**Data excerpts**.
** START **

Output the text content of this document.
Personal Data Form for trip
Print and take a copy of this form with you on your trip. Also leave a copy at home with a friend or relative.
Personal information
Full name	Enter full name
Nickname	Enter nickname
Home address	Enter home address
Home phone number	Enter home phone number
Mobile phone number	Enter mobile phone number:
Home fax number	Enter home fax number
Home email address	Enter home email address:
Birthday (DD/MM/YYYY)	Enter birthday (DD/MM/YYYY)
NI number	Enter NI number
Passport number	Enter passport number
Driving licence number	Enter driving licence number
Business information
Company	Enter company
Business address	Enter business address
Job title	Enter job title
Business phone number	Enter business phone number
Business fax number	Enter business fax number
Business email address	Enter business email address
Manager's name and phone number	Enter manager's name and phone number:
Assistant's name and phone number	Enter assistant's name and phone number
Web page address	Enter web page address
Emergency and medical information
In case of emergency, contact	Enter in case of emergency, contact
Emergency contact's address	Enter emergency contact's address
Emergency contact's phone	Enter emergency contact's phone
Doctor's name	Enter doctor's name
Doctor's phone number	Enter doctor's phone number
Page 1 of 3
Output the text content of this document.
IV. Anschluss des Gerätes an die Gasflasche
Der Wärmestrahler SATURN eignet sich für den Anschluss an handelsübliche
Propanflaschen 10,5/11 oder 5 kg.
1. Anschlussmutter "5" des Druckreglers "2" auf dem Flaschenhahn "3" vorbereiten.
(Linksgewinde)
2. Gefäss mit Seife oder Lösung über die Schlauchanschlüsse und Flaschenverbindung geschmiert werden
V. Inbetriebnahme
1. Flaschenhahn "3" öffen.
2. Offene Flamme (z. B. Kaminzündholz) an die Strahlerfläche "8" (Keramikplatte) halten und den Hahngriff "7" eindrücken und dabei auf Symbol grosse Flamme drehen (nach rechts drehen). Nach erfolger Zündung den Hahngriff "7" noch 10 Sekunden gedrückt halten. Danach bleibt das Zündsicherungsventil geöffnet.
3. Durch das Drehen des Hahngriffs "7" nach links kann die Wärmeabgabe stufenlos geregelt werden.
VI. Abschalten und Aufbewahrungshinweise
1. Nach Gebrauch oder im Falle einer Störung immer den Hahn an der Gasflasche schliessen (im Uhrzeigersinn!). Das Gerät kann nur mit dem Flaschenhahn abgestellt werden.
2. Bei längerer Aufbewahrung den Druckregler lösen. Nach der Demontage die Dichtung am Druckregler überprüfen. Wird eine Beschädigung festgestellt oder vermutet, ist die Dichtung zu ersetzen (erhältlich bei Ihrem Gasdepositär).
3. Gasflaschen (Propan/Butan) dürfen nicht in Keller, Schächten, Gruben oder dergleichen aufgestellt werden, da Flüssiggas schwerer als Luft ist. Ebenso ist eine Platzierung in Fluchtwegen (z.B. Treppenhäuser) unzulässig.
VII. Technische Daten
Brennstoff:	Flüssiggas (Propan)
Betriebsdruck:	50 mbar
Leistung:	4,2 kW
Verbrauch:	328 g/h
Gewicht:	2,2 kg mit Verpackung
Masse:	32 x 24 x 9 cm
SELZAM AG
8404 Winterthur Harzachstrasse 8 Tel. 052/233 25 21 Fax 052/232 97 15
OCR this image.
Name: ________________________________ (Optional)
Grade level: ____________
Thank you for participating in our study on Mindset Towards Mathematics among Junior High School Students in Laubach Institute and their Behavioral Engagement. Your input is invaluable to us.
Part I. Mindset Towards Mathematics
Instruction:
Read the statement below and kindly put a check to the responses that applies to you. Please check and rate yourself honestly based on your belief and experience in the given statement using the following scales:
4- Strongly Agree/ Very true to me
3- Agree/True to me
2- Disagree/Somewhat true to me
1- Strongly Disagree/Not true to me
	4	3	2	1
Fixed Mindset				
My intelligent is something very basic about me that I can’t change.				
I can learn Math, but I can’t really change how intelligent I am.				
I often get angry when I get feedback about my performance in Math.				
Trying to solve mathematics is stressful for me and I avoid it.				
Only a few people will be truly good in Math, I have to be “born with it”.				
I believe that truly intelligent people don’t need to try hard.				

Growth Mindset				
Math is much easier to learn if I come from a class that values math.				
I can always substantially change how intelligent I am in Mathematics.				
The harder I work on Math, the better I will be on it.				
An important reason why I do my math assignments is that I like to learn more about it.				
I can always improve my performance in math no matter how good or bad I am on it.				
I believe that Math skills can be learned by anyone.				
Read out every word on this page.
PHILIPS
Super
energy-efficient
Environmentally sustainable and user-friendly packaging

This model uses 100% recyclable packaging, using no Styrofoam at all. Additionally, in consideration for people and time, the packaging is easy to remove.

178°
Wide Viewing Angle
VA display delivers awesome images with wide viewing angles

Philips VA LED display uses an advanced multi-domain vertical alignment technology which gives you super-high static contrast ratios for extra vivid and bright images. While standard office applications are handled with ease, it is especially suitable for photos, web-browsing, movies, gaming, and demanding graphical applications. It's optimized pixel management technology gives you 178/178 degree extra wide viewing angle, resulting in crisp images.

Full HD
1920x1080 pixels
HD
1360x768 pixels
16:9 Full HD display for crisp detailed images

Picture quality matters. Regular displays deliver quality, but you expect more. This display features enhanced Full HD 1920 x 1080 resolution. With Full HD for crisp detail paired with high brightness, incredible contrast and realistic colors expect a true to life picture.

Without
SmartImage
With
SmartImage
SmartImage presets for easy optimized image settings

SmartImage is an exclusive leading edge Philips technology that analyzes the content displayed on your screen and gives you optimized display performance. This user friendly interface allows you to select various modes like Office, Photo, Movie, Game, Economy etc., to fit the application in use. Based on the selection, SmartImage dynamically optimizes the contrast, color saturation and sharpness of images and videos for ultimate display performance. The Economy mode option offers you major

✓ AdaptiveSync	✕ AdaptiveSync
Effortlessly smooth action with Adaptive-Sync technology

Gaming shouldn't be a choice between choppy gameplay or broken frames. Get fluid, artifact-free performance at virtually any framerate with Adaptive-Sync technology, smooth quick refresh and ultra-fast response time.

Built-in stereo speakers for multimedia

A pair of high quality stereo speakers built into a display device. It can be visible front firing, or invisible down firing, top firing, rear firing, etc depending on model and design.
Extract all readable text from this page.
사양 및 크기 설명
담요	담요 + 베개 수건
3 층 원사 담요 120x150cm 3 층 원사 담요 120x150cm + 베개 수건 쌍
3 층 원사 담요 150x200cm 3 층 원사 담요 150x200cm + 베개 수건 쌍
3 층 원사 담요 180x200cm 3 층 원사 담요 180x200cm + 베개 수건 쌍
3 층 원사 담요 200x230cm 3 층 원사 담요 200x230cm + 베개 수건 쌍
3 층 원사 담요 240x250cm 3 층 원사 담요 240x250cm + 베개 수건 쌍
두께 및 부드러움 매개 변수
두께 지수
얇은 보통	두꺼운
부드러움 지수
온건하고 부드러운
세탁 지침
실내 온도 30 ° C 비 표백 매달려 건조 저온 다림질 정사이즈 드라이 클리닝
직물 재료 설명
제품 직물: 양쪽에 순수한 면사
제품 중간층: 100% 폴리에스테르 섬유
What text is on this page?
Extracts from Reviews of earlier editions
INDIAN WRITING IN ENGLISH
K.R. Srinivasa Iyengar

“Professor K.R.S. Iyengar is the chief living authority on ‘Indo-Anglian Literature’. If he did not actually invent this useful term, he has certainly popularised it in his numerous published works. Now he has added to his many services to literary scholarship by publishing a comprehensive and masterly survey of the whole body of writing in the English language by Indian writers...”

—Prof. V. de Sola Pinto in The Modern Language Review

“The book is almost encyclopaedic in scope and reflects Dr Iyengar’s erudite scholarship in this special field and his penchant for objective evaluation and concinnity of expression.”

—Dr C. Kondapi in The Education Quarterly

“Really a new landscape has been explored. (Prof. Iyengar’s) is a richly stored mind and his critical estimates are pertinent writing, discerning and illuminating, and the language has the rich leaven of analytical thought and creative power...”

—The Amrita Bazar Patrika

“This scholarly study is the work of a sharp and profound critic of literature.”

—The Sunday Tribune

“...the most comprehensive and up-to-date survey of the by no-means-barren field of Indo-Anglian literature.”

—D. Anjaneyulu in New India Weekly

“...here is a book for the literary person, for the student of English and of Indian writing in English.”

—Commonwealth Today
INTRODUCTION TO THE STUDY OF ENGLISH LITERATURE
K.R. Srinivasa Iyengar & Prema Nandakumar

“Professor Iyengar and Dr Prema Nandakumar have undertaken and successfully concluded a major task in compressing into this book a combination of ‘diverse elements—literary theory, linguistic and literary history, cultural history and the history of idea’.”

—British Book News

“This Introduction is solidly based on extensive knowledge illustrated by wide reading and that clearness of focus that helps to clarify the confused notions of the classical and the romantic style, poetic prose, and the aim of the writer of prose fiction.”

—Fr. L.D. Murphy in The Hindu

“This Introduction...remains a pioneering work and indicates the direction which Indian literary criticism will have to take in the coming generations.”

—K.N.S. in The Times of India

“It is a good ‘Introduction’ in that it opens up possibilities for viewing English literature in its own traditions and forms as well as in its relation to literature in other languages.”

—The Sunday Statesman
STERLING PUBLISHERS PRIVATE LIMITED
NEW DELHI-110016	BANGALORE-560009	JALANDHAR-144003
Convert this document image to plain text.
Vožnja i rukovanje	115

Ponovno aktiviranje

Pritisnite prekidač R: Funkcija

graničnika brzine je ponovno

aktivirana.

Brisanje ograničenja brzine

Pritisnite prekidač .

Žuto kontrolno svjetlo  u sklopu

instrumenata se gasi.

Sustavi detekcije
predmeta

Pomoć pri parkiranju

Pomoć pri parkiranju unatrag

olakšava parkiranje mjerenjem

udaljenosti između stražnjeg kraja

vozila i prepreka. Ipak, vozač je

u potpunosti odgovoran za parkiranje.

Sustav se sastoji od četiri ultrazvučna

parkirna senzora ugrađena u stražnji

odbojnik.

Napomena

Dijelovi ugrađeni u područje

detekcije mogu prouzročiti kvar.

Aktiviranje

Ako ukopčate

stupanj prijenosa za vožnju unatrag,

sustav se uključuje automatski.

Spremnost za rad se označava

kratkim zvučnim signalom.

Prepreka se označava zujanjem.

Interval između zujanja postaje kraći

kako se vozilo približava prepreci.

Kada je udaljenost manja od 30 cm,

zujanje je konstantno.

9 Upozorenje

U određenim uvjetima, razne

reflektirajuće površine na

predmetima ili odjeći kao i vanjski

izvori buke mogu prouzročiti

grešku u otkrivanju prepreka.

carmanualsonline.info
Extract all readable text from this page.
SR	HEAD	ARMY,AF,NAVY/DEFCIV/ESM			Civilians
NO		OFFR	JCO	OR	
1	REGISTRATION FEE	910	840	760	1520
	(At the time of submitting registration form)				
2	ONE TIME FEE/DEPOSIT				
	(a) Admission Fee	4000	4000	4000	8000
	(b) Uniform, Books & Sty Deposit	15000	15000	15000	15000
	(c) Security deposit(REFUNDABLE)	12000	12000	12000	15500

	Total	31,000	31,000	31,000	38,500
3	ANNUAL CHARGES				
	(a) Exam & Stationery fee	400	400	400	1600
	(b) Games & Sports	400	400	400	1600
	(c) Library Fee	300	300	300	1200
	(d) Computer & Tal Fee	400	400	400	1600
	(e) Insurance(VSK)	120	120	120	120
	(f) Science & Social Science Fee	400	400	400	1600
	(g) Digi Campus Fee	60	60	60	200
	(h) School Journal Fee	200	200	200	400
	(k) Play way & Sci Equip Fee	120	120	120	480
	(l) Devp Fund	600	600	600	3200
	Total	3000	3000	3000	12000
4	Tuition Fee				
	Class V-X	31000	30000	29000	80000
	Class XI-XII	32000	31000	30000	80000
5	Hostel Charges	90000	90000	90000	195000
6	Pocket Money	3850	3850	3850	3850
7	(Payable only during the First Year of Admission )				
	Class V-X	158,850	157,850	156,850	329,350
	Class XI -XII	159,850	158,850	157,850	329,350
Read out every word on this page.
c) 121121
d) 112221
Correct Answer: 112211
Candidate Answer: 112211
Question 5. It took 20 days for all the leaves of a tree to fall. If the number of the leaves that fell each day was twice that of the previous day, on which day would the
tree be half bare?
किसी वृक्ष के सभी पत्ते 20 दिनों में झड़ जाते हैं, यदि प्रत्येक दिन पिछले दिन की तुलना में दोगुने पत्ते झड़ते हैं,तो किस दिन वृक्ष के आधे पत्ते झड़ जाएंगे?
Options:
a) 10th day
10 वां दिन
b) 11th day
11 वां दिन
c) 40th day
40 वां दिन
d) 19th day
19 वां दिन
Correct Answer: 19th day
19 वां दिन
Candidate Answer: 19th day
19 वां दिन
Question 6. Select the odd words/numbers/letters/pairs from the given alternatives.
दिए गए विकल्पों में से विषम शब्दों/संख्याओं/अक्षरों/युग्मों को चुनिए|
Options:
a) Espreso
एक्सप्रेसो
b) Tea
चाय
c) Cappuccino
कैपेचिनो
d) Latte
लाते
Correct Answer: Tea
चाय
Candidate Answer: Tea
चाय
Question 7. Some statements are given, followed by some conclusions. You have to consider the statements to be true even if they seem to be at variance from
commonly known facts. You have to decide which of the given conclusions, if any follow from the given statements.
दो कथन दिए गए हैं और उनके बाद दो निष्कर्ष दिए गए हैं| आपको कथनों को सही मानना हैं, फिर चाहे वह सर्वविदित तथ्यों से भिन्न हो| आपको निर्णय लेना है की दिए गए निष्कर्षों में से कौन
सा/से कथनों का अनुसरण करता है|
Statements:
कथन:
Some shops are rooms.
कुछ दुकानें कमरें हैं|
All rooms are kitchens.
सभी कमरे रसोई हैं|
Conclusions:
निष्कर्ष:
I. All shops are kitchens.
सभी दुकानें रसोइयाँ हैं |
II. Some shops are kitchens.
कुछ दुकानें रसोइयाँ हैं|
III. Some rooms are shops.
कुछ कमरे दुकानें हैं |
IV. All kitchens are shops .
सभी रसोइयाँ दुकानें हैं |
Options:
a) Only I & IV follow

** END **

**Stated exercise**.
Look back over the material above and state how many lines hold the word "Towards". Write the number and nothing else.

**Solution**.
2